§ Problem to solve: Each entry below is to be duplicated verbatim.

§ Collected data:

****************

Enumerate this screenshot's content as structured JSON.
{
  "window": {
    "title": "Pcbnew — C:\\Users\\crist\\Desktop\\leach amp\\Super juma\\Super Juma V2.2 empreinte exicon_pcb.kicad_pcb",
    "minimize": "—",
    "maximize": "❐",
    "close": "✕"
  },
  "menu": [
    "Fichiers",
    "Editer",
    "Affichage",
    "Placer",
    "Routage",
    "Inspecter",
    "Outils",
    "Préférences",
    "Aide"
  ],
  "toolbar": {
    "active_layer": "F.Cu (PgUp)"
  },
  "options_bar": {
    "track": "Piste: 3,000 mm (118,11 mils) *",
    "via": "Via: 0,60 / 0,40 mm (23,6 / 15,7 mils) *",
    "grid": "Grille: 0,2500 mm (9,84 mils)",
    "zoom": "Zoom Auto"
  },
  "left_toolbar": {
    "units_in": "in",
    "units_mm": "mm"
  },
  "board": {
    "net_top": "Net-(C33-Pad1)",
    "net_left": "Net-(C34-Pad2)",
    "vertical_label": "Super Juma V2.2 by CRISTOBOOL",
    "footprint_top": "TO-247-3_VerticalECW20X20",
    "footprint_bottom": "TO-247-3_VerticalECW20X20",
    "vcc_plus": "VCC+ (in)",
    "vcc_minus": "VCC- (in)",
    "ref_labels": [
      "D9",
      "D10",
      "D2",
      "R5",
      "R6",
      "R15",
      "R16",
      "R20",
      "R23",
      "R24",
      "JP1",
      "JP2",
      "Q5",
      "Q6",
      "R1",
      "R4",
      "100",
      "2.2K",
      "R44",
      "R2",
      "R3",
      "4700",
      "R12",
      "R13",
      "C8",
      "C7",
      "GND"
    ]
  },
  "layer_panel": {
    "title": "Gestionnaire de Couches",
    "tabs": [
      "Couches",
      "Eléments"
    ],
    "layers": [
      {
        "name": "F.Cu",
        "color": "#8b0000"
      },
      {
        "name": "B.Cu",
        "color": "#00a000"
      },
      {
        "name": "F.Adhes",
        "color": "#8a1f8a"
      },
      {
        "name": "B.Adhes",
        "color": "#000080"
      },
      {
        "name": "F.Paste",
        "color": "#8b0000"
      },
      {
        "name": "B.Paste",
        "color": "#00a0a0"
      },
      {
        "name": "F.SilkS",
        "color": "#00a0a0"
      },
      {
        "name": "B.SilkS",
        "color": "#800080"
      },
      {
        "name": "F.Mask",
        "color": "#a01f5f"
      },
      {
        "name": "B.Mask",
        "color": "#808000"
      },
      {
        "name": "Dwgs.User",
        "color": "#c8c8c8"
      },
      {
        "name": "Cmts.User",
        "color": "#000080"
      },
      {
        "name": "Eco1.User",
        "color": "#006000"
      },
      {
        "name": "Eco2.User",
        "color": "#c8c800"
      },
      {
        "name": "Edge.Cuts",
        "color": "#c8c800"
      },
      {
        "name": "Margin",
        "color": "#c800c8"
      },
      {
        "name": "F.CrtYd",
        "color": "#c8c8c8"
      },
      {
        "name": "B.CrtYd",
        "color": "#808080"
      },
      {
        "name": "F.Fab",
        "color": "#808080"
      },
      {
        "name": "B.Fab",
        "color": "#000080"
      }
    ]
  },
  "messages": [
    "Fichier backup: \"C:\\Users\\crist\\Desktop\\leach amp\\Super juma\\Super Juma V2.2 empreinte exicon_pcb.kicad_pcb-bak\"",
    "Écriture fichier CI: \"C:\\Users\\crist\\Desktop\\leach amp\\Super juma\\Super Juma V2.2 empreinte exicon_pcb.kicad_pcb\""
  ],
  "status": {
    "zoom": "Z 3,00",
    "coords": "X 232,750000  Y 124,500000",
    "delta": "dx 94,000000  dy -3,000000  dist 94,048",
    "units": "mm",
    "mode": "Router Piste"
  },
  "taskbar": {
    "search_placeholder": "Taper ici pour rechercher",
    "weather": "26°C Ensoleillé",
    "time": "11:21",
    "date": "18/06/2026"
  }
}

****************

§ Finished exercise:
Enumerate this screenshot's content as structured JSON.
{
  "window": {
    "title": "Pcbnew — C:\\Users\\crist\\Desktop\\leach amp\\Super juma\\Super Juma V2.2 empreinte exicon_pcb.kicad_pcb",
    "minimize": "—",
    "maximize": "❐",
    "close": "✕"
  },
  "menu": [
    "Fichiers",
    "Editer",
    "Affichage",
    "Placer",
    "Routage",
    "Inspecter",
    "Outils",
    "Préférences",
    "Aide"
  ],
  "toolbar": {
    "active_layer": "F.Cu (PgUp)"
  },
  "options_bar": {
    "track": "Piste: 3,000 mm (118,11 mils) *",
    "via": "Via: 0,60 / 0,40 mm (23,6 / 15,7 mils) *",
    "grid": "Grille: 0,2500 mm (9,84 mils)",
    "zoom": "Zoom Auto"
  },
  "left_toolbar": {
    "units_in": "in",
    "units_mm": "mm"
  },
  "board": {
    "net_top": "Net-(C33-Pad1)",
    "net_left": "Net-(C34-Pad2)",
    "vertical_label": "Super Juma V2.2 by CRISTOBOOL",
    "footprint_top": "TO-247-3_VerticalECW20X20",
    "footprint_bottom": "TO-247-3_VerticalECW20X20",
    "vcc_plus": "VCC+ (in)",
    "vcc_minus": "VCC- (in)",
    "ref_labels": [
      "D9",
      "D10",
      "D2",
      "R5",
      "R6",
      "R15",
      "R16",
      "R20",
      "R23",
      "R24",
      "JP1",
      "JP2",
      "Q5",
      "Q6",
      "R1",
      "R4",
      "100",
      "2.2K",
      "R44",
      "R2",
      "R3",
      "4700",
      "R12",
      "R13",
      "C8",
      "C7",
      "GND"
    ]
  },
  "layer_panel": {
    "title": "Gestionnaire de Couches",
    "tabs": [
      "Couches",
      "Eléments"
    ],
    "layers": [
      {
        "name": "F.Cu",
        "color": "#8b0000"
      },
      {
        "name": "B.Cu",
        "color": "#00a000"
      },
      {
        "name": "F.Adhes",
        "color": "#8a1f8a"
      },
      {
        "name": "B.Adhes",
        "color": "#000080"
      },
      {
        "name": "F.Paste",
        "color": "#8b0000"
      },
      {
        "name": "B.Paste",
        "color": "#00a0a0"
      },
      {
        "name": "F.SilkS",
        "color": "#00a0a0"
      },
      {
        "name": "B.SilkS",
        "color": "#800080"
      },
      {
        "name": "F.Mask",
        "color": "#a01f5f"
      },
      {
        "name": "B.Mask",
        "color": "#808000"
      },
      {
        "name": "Dwgs.User",
        "color": "#c8c8c8"
      },
      {
        "name": "Cmts.User",
        "color": "#000080"
      },
      {
        "name": "Eco1.User",
        "color": "#006000"
      },
      {
        "name": "Eco2.User",
        "color": "#c8c800"
      },
      {
        "name": "Edge.Cuts",
        "color": "#c8c800"
      },
      {
        "name": "Margin",
        "color": "#c800c8"
      },
      {
        "name": "F.CrtYd",
        "color": "#c8c8c8"
      },
      {
        "name": "B.CrtYd",
        "color": "#808080"
      },
      {
        "name": "F.Fab",
        "color": "#808080"
      },
      {
        "name": "B.Fab",
        "color": "#000080"
      }
    ]
  },
  "messages": [
    "Fichier backup: \"C:\\Users\\crist\\Desktop\\leach amp\\Super juma\\Super Juma V2.2 empreinte exicon_pcb.kicad_pcb-bak\"",
    "Écriture fichier CI: \"C:\\Users\\crist\\Desktop\\leach amp\\Super juma\\Super Juma V2.2 empreinte exicon_pcb.kicad_pcb\""
  ],
  "status": {
    "zoom": "Z 3,00",
    "coords": "X 232,750000  Y 124,500000",
    "delta": "dx 94,000000  dy -3,000000  dist 94,048",
    "units": "mm",
    "mode": "Router Piste"
  },
  "taskbar": {
    "search_placeholder": "Taper ici pour rechercher",
    "weather": "26°C Ensoleillé",
    "time": "11:21",
    "date": "18/06/2026"
  }
}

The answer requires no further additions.